To be done>
Set down every record once more, exactly as given.

Provided entries>
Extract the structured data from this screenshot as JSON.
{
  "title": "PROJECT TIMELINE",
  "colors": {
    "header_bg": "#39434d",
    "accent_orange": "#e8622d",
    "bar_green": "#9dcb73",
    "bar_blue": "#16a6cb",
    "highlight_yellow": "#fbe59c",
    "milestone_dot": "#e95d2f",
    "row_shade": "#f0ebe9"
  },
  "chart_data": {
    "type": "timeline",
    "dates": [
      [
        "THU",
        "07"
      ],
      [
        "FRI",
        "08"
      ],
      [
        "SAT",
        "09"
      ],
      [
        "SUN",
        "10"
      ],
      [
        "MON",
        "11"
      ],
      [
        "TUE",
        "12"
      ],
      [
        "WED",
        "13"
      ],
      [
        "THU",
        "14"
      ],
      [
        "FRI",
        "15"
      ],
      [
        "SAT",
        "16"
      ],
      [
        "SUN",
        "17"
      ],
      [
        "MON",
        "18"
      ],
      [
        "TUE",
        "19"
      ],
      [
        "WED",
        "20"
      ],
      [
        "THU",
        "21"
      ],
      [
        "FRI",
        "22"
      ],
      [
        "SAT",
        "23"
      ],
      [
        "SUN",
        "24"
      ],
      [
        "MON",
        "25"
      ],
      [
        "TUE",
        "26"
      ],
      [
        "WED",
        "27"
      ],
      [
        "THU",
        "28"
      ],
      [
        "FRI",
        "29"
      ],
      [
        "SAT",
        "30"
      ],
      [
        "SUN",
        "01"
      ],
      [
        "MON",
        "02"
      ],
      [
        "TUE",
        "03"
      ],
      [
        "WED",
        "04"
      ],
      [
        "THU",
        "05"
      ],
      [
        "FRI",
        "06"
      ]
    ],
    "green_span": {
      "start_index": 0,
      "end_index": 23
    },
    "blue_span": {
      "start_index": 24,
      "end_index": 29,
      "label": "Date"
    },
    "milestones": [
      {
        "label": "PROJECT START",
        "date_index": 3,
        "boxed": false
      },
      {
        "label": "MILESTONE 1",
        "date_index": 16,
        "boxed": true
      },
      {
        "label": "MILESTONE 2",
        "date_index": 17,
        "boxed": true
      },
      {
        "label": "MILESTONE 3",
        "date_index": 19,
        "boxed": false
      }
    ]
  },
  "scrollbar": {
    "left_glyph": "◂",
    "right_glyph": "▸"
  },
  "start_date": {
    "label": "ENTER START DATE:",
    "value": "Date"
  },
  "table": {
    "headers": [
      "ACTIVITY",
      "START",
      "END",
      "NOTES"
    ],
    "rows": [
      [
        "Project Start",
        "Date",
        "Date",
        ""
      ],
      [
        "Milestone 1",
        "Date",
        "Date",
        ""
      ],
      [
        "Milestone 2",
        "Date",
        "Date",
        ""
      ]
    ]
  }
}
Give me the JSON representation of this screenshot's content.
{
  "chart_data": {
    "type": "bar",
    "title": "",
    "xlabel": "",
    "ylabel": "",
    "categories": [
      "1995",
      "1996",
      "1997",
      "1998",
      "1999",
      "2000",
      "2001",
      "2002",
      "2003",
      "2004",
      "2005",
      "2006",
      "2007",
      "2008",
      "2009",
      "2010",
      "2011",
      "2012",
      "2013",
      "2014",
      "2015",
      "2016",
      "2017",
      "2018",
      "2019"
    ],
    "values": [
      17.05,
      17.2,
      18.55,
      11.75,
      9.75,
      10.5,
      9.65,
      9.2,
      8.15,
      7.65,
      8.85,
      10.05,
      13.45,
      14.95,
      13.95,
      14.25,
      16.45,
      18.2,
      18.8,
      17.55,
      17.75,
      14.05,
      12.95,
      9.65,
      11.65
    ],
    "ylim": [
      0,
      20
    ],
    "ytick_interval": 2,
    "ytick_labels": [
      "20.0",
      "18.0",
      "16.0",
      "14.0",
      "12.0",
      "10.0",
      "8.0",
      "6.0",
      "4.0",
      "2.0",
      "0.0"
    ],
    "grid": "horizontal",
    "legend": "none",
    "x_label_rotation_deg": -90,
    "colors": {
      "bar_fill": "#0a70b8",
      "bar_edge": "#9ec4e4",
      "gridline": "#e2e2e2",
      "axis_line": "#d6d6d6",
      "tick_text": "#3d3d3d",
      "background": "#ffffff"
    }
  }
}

Complete response>
Extract the structured data from this screenshot as JSON.
{
  "title": "PROJECT TIMELINE",
  "colors": {
    "header_bg": "#39434d",
    "accent_orange": "#e8622d",
    "bar_green": "#9dcb73",
    "bar_blue": "#16a6cb",
    "highlight_yellow": "#fbe59c",
    "milestone_dot": "#e95d2f",
    "row_shade": "#f0ebe9"
  },
  "chart_data": {
    "type": "timeline",
    "dates": [
      [
        "THU",
        "07"
      ],
      [
        "FRI",
        "08"
      ],
      [
        "SAT",
        "09"
      ],
      [
        "SUN",
        "10"
      ],
      [
        "MON",
        "11"
      ],
      [
        "TUE",
        "12"
      ],
      [
        "WED",
        "13"
      ],
      [
        "THU",
        "14"
      ],
      [
        "FRI",
        "15"
      ],
      [
        "SAT",
        "16"
      ],
      [
        "SUN",
        "17"
      ],
      [
        "MON",
        "18"
      ],
      [
        "TUE",
        "19"
      ],
      [
        "WED",
        "20"
      ],
      [
        "THU",
        "21"
      ],
      [
        "FRI",
        "22"
      ],
      [
        "SAT",
        "23"
      ],
      [
        "SUN",
        "24"
      ],
      [
        "MON",
        "25"
      ],
      [
        "TUE",
        "26"
      ],
      [
        "WED",
        "27"
      ],
      [
        "THU",
        "28"
      ],
      [
        "FRI",
        "29"
      ],
      [
        "SAT",
        "30"
      ],
      [
        "SUN",
        "01"
      ],
      [
        "MON",
        "02"
      ],
      [
        "TUE",
        "03"
      ],
      [
        "WED",
        "04"
      ],
      [
        "THU",
        "05"
      ],
      [
        "FRI",
        "06"
      ]
    ],
    "green_span": {
      "start_index": 0,
      "end_index": 23
    },
    "blue_span": {
      "start_index": 24,
      "end_index": 29,
      "label": "Date"
    },
    "milestones": [
      {
        "label": "PROJECT START",
        "date_index": 3,
        "boxed": false
      },
      {
        "label": "MILESTONE 1",
        "date_index": 16,
        "boxed": true
      },
      {
        "label": "MILESTONE 2",
        "date_index": 17,
        "boxed": true
      },
      {
        "label": "MILESTONE 3",
        "date_index": 19,
        "boxed": false
      }
    ]
  },
  "scrollbar": {
    "left_glyph": "◂",
    "right_glyph": "▸"
  },
  "start_date": {
    "label": "ENTER START DATE:",
    "value": "Date"
  },
  "table": {
    "headers": [
      "ACTIVITY",
      "START",
      "END",
      "NOTES"
    ],
    "rows": [
      [
        "Project Start",
        "Date",
        "Date",
        ""
      ],
      [
        "Milestone 1",
        "Date",
        "Date",
        ""
      ],
      [
        "Milestone 2",
        "Date",
        "Date",
        ""
      ]
    ]
  }
}
Give me the JSON representation of this screenshot's content.
{
  "chart_data": {
    "type": "bar",
    "title": "",
    "xlabel": "",
    "ylabel": "",
    "categories": [
      "1995",
      "1996",
      "1997",
      "1998",
      "1999",
      "2000",
      "2001",
      "2002",
      "2003",
      "2004",
      "2005",
      "2006",
      "2007",
      "2008",
      "2009",
      "2010",
      "2011",
      "2012",
      "2013",
      "2014",
      "2015",
      "2016",
      "2017",
      "2018",
      "2019"
    ],
    "values": [
      17.05,
      17.2,
      18.55,
      11.75,
      9.75,
      10.5,
      9.65,
      9.2,
      8.15,
      7.65,
      8.85,
      10.05,
      13.45,
      14.95,
      13.95,
      14.25,
      16.45,
      18.2,
      18.8,
      17.55,
      17.75,
      14.05,
      12.95,
      9.65,
      11.65
    ],
    "ylim": [
      0,
      20
    ],
    "ytick_interval": 2,
    "ytick_labels": [
      "20.0",
      "18.0",
      "16.0",
      "14.0",
      "12.0",
      "10.0",
      "8.0",
      "6.0",
      "4.0",
      "2.0",
      "0.0"
    ],
    "grid": "horizontal",
    "legend": "none",
    "x_label_rotation_deg": -90,
    "colors": {
      "bar_fill": "#0a70b8",
      "bar_edge": "#9ec4e4",
      "gridline": "#e2e2e2",
      "axis_line": "#d6d6d6",
      "tick_text": "#3d3d3d",
      "background": "#ffffff"
    }
  }
}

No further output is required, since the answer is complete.